─── Material for this task ───

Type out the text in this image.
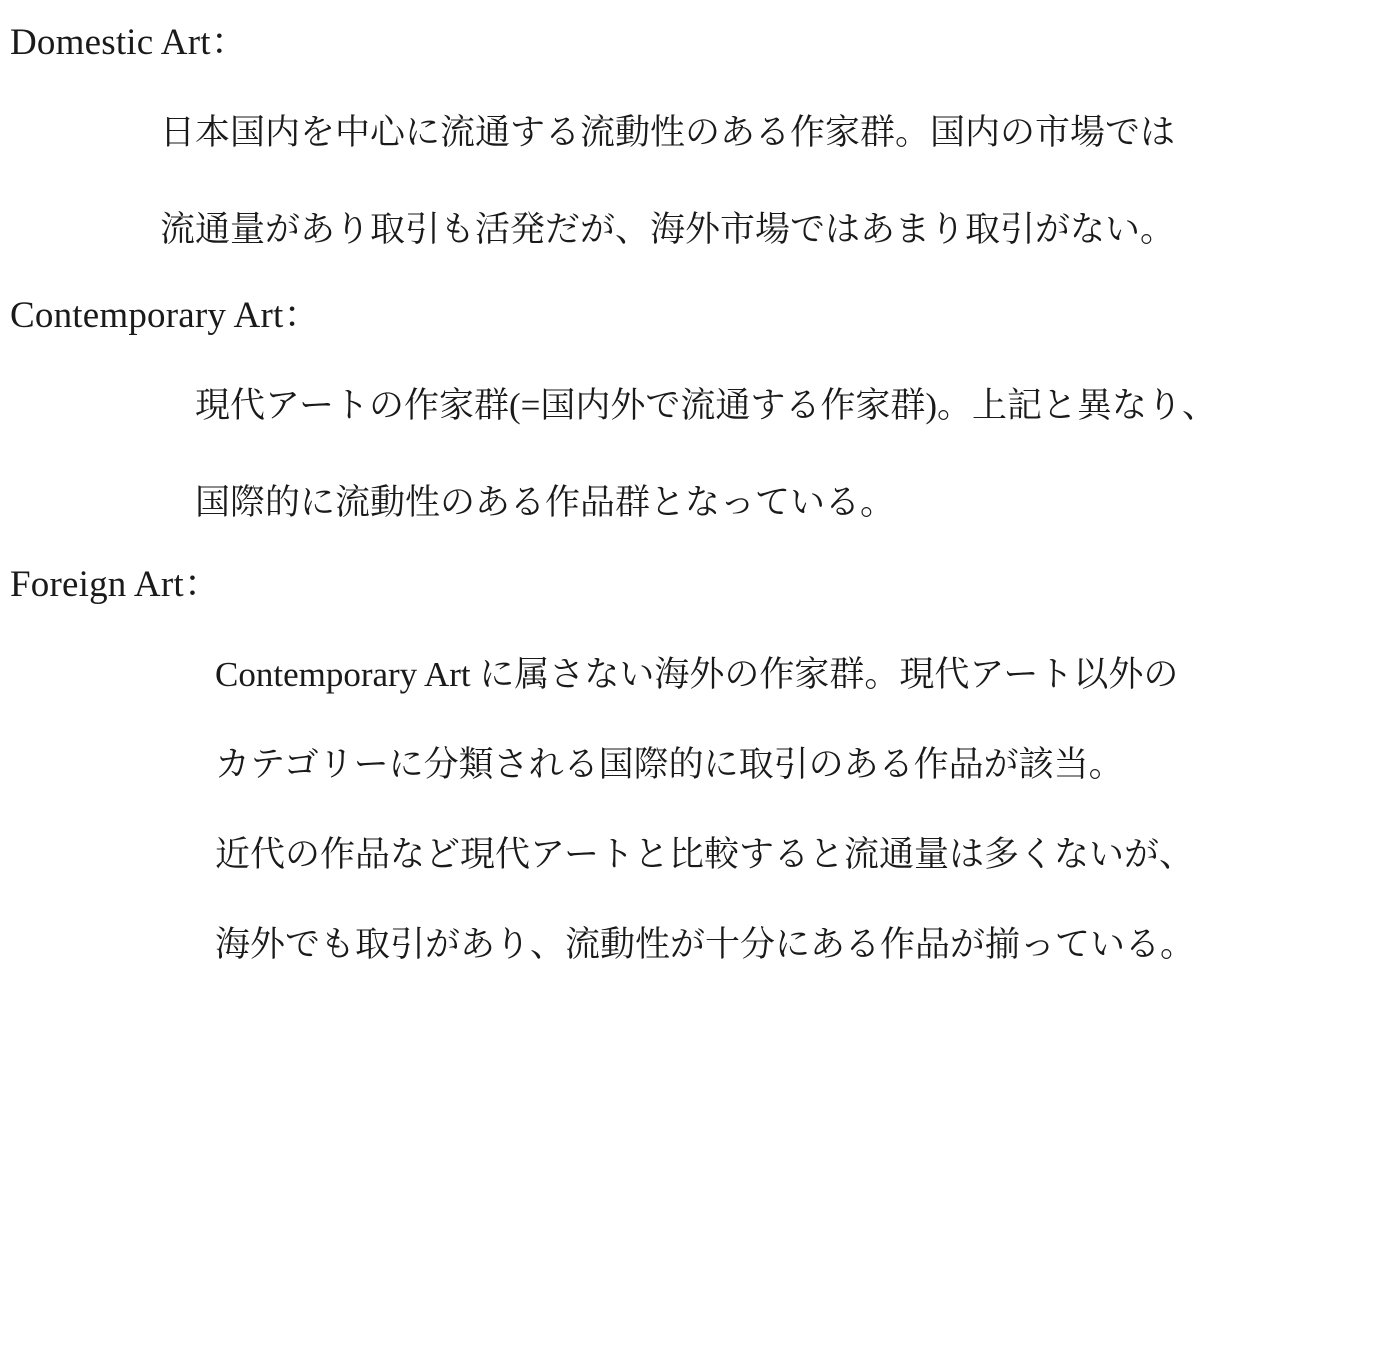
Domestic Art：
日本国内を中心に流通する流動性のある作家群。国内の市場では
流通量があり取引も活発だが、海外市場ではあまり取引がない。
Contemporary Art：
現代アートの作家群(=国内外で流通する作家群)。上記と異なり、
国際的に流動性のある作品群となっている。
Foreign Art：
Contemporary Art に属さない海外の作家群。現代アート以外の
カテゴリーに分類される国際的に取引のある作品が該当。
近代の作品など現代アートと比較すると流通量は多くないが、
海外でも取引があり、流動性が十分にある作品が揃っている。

───

Task statement:
Pictures are to be left out; the records above must be repeated word for word.

Reply to the exercise:
Type out the text in this image.
Domestic Art：
日本国内を中心に流通する流動性のある作家群。国内の市場では
流通量があり取引も活発だが、海外市場ではあまり取引がない。
Contemporary Art：
現代アートの作家群(=国内外で流通する作家群)。上記と異なり、
国際的に流動性のある作品群となっている。
Foreign Art：
Contemporary Art に属さない海外の作家群。現代アート以外の
カテゴリーに分類される国際的に取引のある作品が該当。
近代の作品など現代アートと比較すると流通量は多くないが、
海外でも取引があり、流動性が十分にある作品が揃っている。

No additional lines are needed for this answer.